-- START OF LISTED ENTRIES --
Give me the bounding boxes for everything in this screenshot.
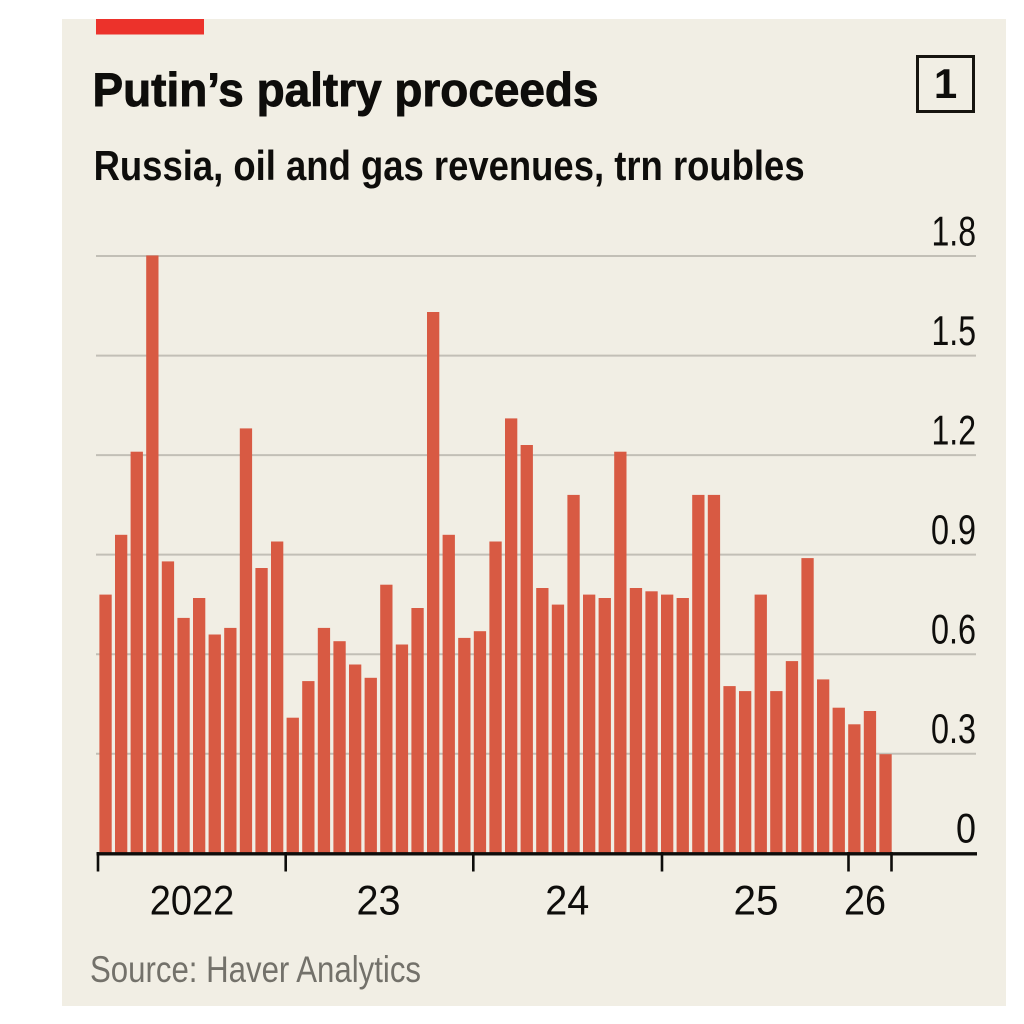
svg-text:24: 24 <box>545 877 589 924</box>
svg-text:0: 0 <box>956 805 976 852</box>
svg-text:1: 1 <box>934 60 957 107</box>
svg-text:0.9: 0.9 <box>931 506 976 553</box>
svg-text:2022: 2022 <box>150 877 235 924</box>
svg-text:1.5: 1.5 <box>932 307 977 354</box>
svg-text:Source: Haver Analytics: Source: Haver Analytics <box>90 948 421 990</box>
svg-text:Putin’s paltry proceeds: Putin’s paltry proceeds <box>93 64 599 117</box>
svg-text:Russia, oil and gas revenues,: Russia, oil and gas revenues, trn rouble… <box>94 142 805 189</box>
svg-text:1.8: 1.8 <box>932 207 977 254</box>
svg-text:26: 26 <box>844 877 886 924</box>
svg-text:0.6: 0.6 <box>931 606 976 653</box>
svg-text:25: 25 <box>734 877 779 924</box>
svg-text:23: 23 <box>357 877 401 924</box>
svg-text:1.2: 1.2 <box>932 407 977 454</box>
svg-text:0.3: 0.3 <box>931 705 976 752</box>
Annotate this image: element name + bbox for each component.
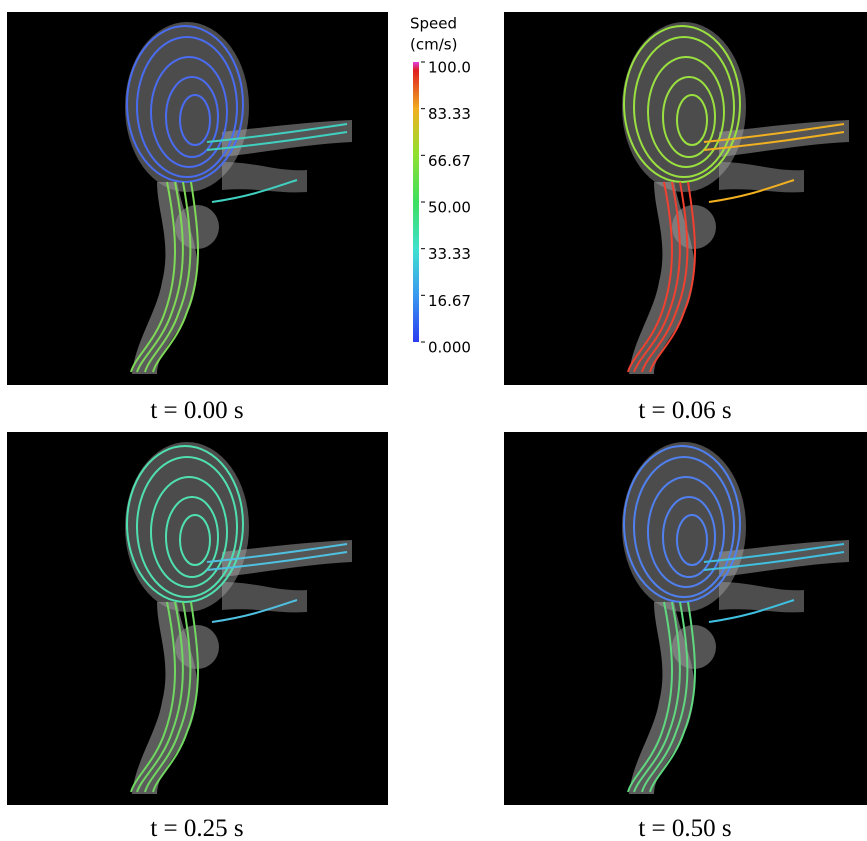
colorbar [413, 62, 419, 342]
panel-image [504, 12, 867, 385]
colorbar-tick-label: 16.67 [428, 292, 471, 310]
panel-caption: t = 0.00 s [150, 397, 243, 424]
colorbar-tick-label: 66.67 [428, 152, 471, 170]
colorbar-tick-label: 83.33 [428, 105, 471, 123]
colorbar-title: Speed [410, 15, 457, 33]
colorbar-tick-label: 33.33 [428, 245, 471, 263]
colorbar-tick-label: 50.00 [428, 199, 471, 217]
panel-image [7, 432, 388, 805]
colorbar-tick-label: 100.0 [428, 59, 471, 77]
panel-image [504, 432, 867, 805]
colorbar-title: (cm/s) [410, 36, 457, 54]
colorbar-tick-label: 0.000 [428, 339, 471, 357]
panel-caption: t = 0.06 s [638, 397, 731, 424]
panel-caption: t = 0.50 s [638, 815, 731, 841]
panel-image [7, 12, 388, 385]
panel-caption: t = 0.25 s [150, 815, 243, 841]
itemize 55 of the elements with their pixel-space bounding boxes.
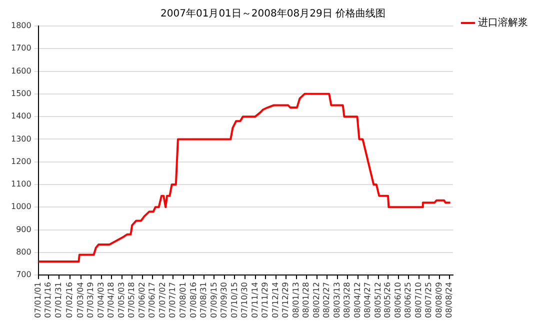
x-tick-label: 07/11/29 [260,282,270,318]
x-tick-label: 08/03/28 [342,282,352,318]
x-tick-label: 07/03/04 [76,282,85,318]
x-tick-label: 07/03/19 [86,282,96,318]
x-tick-label: 08/04/27 [363,282,372,318]
x-tick-label: 07/05/03 [116,282,126,318]
y-tick-label: 800 [16,248,32,257]
x-tick-label: 07/10/30 [240,282,250,318]
y-tick-label: 900 [16,224,32,234]
x-tick-label: 08/05/26 [383,282,392,318]
x-tick-label: 07/08/01 [178,282,188,318]
x-tick-label: 07/07/02 [158,282,167,318]
x-tick-label: 07/10/15 [230,282,239,318]
x-tick-label: 08/08/24 [444,282,454,318]
x-tick-label: 07/04/18 [106,282,116,318]
x-tick-label: 07/09/30 [220,282,229,318]
x-tick-label: 07/06/02 [137,282,146,318]
y-tick-label: 1200 [11,156,32,166]
x-tick-label: 07/09/15 [209,282,218,318]
x-tick-label: 07/01/01 [33,282,42,318]
x-tick-label: 07/12/14 [270,282,280,318]
x-tick-label: 07/01/16 [44,282,53,318]
x-tick-label: 08/03/13 [332,282,342,318]
x-tick-label: 07/01/31 [54,282,63,318]
x-tick-label: 08/07/10 [414,282,423,318]
x-tick-label: 08/01/13 [291,282,300,318]
x-tick-label: 07/05/18 [127,282,136,318]
chart-title: 2007年01月01日～2008年08月29日 价格曲线图 [160,8,386,20]
x-tick-label: 08/06/10 [393,282,402,318]
x-tick-label: 07/02/16 [64,282,74,318]
legend-label: 进口溶解浆 [478,16,528,29]
x-tick-label: 07/11/14 [250,282,260,318]
x-tick-label: 07/04/03 [96,282,106,318]
x-tick-label: 07/12/29 [281,282,290,318]
y-tick-label: 700 [16,270,32,280]
x-tick-label: 08/08/09 [434,282,444,318]
y-tick-label: 1700 [11,44,32,53]
x-tick-label: 07/08/31 [199,282,208,318]
x-tick-label: 07/06/17 [148,282,157,318]
x-tick-label: 08/07/25 [424,282,434,318]
y-tick-label: 1800 [11,21,32,30]
x-tick-label: 07/07/17 [168,282,178,318]
y-tick-label: 1400 [11,112,32,121]
x-tick-label: 08/02/27 [322,282,332,318]
x-tick-label: 08/05/12 [374,282,382,318]
x-tick-label: 08/02/12 [312,282,321,318]
x-tick-label: 08/06/25 [404,282,413,318]
y-tick-label: 1600 [11,66,32,76]
x-tick-label: 07/08/16 [188,282,198,318]
y-tick-label: 1500 [11,89,32,98]
y-tick-label: 1000 [11,202,32,212]
x-tick-label: 08/04/12 [352,282,362,318]
x-tick-label: 08/01/28 [302,282,311,318]
y-tick-label: 1300 [11,134,32,144]
y-tick-label: 1100 [11,180,32,189]
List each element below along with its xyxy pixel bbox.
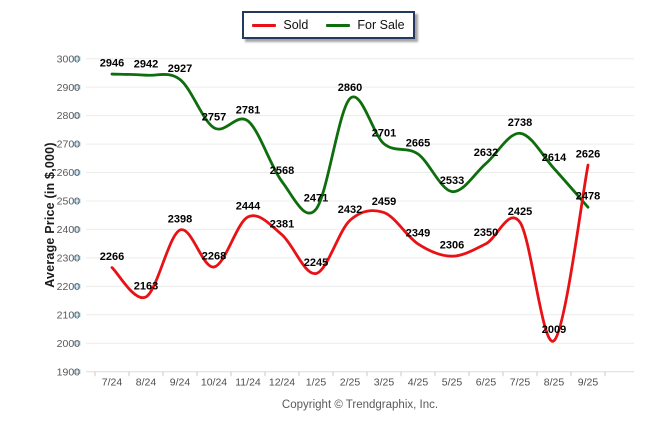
- data-label-sold: 2350: [474, 227, 498, 239]
- y-axis-tick: [73, 341, 81, 346]
- y-axis-tick: [73, 56, 81, 61]
- y-axis-tick: [73, 198, 81, 204]
- data-label-for-sale: 2614: [542, 152, 567, 164]
- data-label-for-sale: 2665: [406, 138, 430, 150]
- x-tick-label: 9/25: [578, 377, 599, 389]
- x-tick-label: 3/25: [374, 377, 395, 389]
- x-tick-label: 7/25: [510, 377, 531, 389]
- series-line-sold: [110, 163, 590, 343]
- x-tick-label: 10/24: [201, 377, 227, 389]
- legend-item-sold: Sold: [252, 18, 308, 32]
- y-tick-label: 2200: [57, 281, 81, 293]
- data-label-for-sale: 2927: [168, 63, 192, 75]
- data-label-sold: 2163: [134, 280, 158, 292]
- x-tick-label: 8/25: [544, 377, 565, 389]
- series-line-for-sale: [110, 72, 590, 215]
- data-label-sold: 2349: [406, 227, 430, 239]
- data-label-for-sale: 2738: [508, 117, 532, 129]
- x-tick-label: 1/25: [306, 377, 327, 389]
- x-tick-label: 6/25: [476, 377, 497, 389]
- x-tick-label: 11/24: [235, 377, 261, 389]
- data-label-sold: 2009: [542, 324, 566, 336]
- y-axis-tick: [73, 170, 81, 175]
- data-label-for-sale: 2781: [236, 105, 260, 117]
- data-label-sold: 2425: [508, 206, 532, 218]
- data-label-sold: 2306: [440, 240, 464, 252]
- data-label-for-sale: 2860: [338, 82, 362, 94]
- x-tick-label: 2/25: [340, 377, 361, 389]
- data-label-for-sale: 2757: [202, 111, 226, 123]
- legend-item-for-sale: For Sale: [326, 18, 405, 32]
- y-tick-label: 2700: [57, 139, 81, 151]
- y-axis-tick: [73, 312, 81, 317]
- data-label-for-sale: 2471: [304, 193, 328, 205]
- x-tick-label: 7/24: [102, 377, 123, 389]
- x-tick-label: 5/25: [442, 377, 463, 389]
- x-tick-label: 8/24: [136, 377, 157, 389]
- data-label-for-sale: 2533: [440, 175, 464, 187]
- y-axis-tick: [73, 284, 81, 289]
- data-label-sold: 2459: [372, 196, 396, 208]
- y-axis-tick: [73, 141, 81, 147]
- sold-line-swatch: [252, 23, 277, 27]
- data-label-sold: 2245: [304, 257, 328, 269]
- data-label-for-sale: 2946: [100, 58, 124, 70]
- data-label-sold: 2381: [270, 218, 294, 230]
- y-tick-label: 3000: [57, 53, 81, 65]
- y-axis-tick: [73, 113, 81, 118]
- x-tick-label: 9/24: [170, 377, 191, 389]
- data-label-for-sale: 2632: [474, 147, 498, 159]
- y-tick-label: 2400: [57, 224, 81, 236]
- data-label-sold: 2268: [202, 250, 226, 262]
- data-label-for-sale: 2701: [372, 127, 396, 139]
- data-label-sold: 2266: [100, 251, 124, 263]
- y-tick-label: 1900: [57, 366, 81, 378]
- y-tick-label: 2500: [57, 196, 81, 208]
- legend-label-sold: Sold: [283, 18, 309, 32]
- data-label-sold: 2432: [338, 204, 362, 216]
- x-tick-label: 12/24: [269, 377, 295, 389]
- y-tick-label: 2800: [57, 110, 81, 122]
- y-axis-tick: [73, 84, 81, 90]
- for-sale-line-swatch: [326, 23, 351, 27]
- data-label-sold: 2626: [576, 149, 600, 161]
- y-axis-tick: [73, 227, 81, 232]
- y-axis-tick: [73, 255, 81, 261]
- y-tick-label: 2600: [57, 167, 81, 179]
- copyright-text: Copyright © Trendgraphix, Inc.: [281, 399, 439, 411]
- y-tick-label: 2300: [57, 252, 81, 264]
- legend-label-for-sale: For Sale: [357, 18, 405, 32]
- y-axis-tick: [73, 369, 81, 374]
- data-label-for-sale: 2568: [270, 165, 294, 177]
- data-label-for-sale: 2478: [576, 191, 600, 203]
- y-tick-label: 2000: [57, 338, 81, 350]
- chart-legend: Sold For Sale: [242, 11, 415, 39]
- y-tick-label: 2100: [57, 309, 81, 321]
- data-label-sold: 2398: [168, 213, 192, 225]
- y-tick-label: 2900: [57, 82, 81, 94]
- data-label-for-sale: 2942: [134, 59, 158, 71]
- x-tick-label: 4/25: [408, 377, 429, 389]
- data-label-sold: 2444: [236, 200, 261, 212]
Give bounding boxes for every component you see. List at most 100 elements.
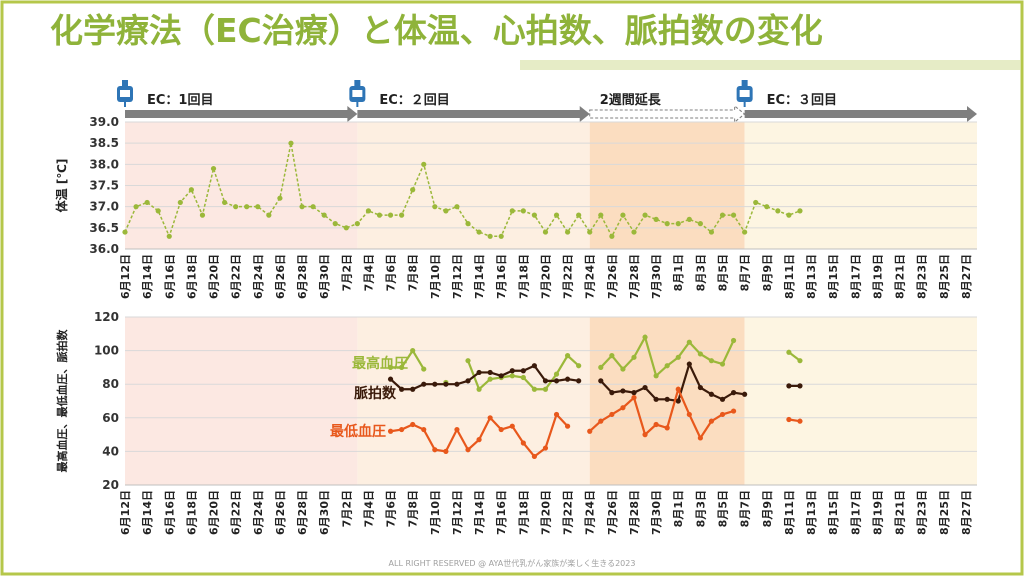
temperature-chart: 36.0 36.5 37.0 37.5 38.0 38.5 39.0 体温 [℃] 6月12日 6… — [54, 115, 977, 299]
temp-point — [376, 212, 383, 218]
x-tick-label: 6月28日 — [296, 490, 309, 535]
pulse-point — [719, 396, 726, 402]
x-tick-label: 8月15日 — [827, 254, 840, 299]
x-tick-label: 6月22日 — [230, 490, 243, 535]
pulse-point — [631, 390, 637, 396]
systolic-line — [390, 348, 425, 370]
temp-point — [244, 204, 250, 210]
pulse-point — [421, 381, 427, 387]
pulse-point — [531, 363, 538, 369]
temp-point — [642, 212, 648, 218]
diastolic-point — [531, 453, 538, 460]
systolic-point — [598, 364, 604, 370]
temp-point — [531, 212, 538, 218]
systolic-point — [476, 386, 482, 392]
diastolic-point — [653, 421, 659, 428]
x-tick-label: 6月28日 — [296, 254, 309, 299]
systolic-point — [719, 361, 726, 367]
diastolic-point — [509, 423, 515, 429]
pulse-point — [498, 373, 504, 379]
x-tick-label: 6月24日 — [252, 254, 265, 299]
diastolic-point — [432, 447, 438, 453]
temp-point — [177, 199, 183, 206]
diastolic-point — [587, 428, 593, 434]
diastolic-point — [675, 386, 681, 392]
temp-point — [354, 221, 360, 227]
diastolic-point — [697, 435, 703, 441]
temp-point — [631, 229, 637, 235]
x-tick-label: 8月17日 — [849, 490, 862, 535]
temp-point — [576, 212, 582, 218]
temp-point — [465, 221, 471, 227]
x-tick-label: 7月20日 — [539, 490, 552, 535]
x-tick-label: 7月16日 — [495, 490, 508, 535]
pulse-point — [797, 383, 803, 389]
x-tick-label: 7月14日 — [473, 490, 486, 535]
pulse-point — [564, 376, 571, 382]
temp-point — [233, 204, 239, 210]
phase-background-1 — [125, 317, 358, 485]
x-tick-label: 6月26日 — [274, 490, 287, 535]
x-tick-label: 8月7日 — [739, 254, 752, 291]
x-tick-label: 6月12日 — [119, 254, 132, 299]
systolic-point — [675, 354, 681, 360]
temp-point — [775, 208, 781, 214]
temp-point — [387, 212, 394, 218]
x-tick-label: 8月9日 — [761, 254, 774, 291]
diastolic-point — [730, 408, 737, 414]
x-tick-label: 6月30日 — [318, 490, 331, 535]
temp-point — [365, 208, 372, 214]
phase-label-2: EC：２回目 — [379, 93, 449, 108]
temp-point — [310, 204, 316, 210]
diastolic-point — [664, 425, 670, 431]
phase-label-4: EC：３回目 — [767, 93, 837, 108]
diastolic-point — [387, 428, 394, 434]
diastolic-point — [553, 411, 560, 418]
systolic-point — [410, 348, 416, 354]
systolic-point — [399, 364, 405, 370]
temp-point — [476, 229, 482, 235]
pulse-point — [576, 378, 582, 384]
diastolic-point — [609, 411, 615, 418]
systolic-point — [642, 334, 648, 340]
temp-point — [797, 208, 803, 214]
y-tick-label: 20 — [102, 478, 119, 492]
diastolic-point — [642, 432, 648, 438]
x-tick-label: 6月14日 — [141, 254, 154, 299]
temp-point — [432, 204, 438, 210]
systolic-point — [387, 364, 394, 370]
iv-drip-icon — [736, 80, 753, 107]
phase-label-1: EC：1回目 — [147, 93, 213, 108]
diastolic-series-label: 最低血圧 — [330, 423, 386, 440]
pulse-point — [410, 386, 416, 392]
systolic-point — [576, 363, 582, 369]
diastolic-point — [476, 437, 482, 443]
pulse-point — [399, 386, 405, 392]
y-tick-label: 38.5 — [89, 136, 119, 150]
temp-point — [332, 221, 338, 227]
y-tick-label: 38.0 — [89, 157, 119, 171]
temp-point — [421, 161, 427, 167]
x-tick-label: 7月4日 — [362, 254, 375, 291]
temp-point — [454, 204, 460, 210]
phase-background-4 — [744, 317, 977, 485]
temp-point — [742, 229, 748, 235]
x-tick-label: 7月10日 — [429, 254, 442, 299]
temp-point — [498, 233, 504, 239]
diastolic-point — [421, 426, 427, 433]
temp-point — [410, 187, 416, 193]
x-tick-label: 8月13日 — [805, 490, 818, 535]
temp-point — [587, 229, 593, 235]
systolic-point — [786, 349, 792, 355]
diastolic-point — [686, 411, 692, 418]
temp-point — [730, 212, 737, 218]
temp-point — [564, 229, 571, 235]
temp-point — [753, 199, 759, 206]
x-tick-label: 8月1日 — [672, 490, 685, 527]
x-tick-label: 8月13日 — [805, 254, 818, 299]
x-tick-label: 7月26日 — [606, 490, 619, 535]
diastolic-point — [786, 416, 792, 423]
x-tick-label: 7月2日 — [340, 490, 353, 527]
x-tick-label: 6月24日 — [252, 490, 265, 535]
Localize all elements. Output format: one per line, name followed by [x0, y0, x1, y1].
-- END OF LISTED ENTRIES --
Print the lines from the very first one through the line with "Annotate this image: element", both ends included, leaving out the pictures.

Give me the bounding boxes for everything in this screenshot.
svg-text:24: 24 <box>545 877 589 924</box>
svg-text:0: 0 <box>956 805 976 852</box>
svg-text:1: 1 <box>934 60 957 107</box>
svg-text:0.9: 0.9 <box>931 506 976 553</box>
svg-text:2022: 2022 <box>150 877 235 924</box>
svg-text:1.5: 1.5 <box>932 307 977 354</box>
svg-text:Source: Haver Analytics: Source: Haver Analytics <box>90 948 421 990</box>
svg-text:Putin’s paltry proceeds: Putin’s paltry proceeds <box>93 64 599 117</box>
svg-text:Russia, oil and gas revenues,: Russia, oil and gas revenues, trn rouble… <box>94 142 805 189</box>
svg-text:1.8: 1.8 <box>932 207 977 254</box>
svg-text:26: 26 <box>844 877 886 924</box>
svg-text:0.6: 0.6 <box>931 606 976 653</box>
svg-text:25: 25 <box>734 877 779 924</box>
svg-text:23: 23 <box>357 877 401 924</box>
svg-text:1.2: 1.2 <box>932 407 977 454</box>
svg-text:0.3: 0.3 <box>931 705 976 752</box>
Annotate this image: element name + bbox for each component.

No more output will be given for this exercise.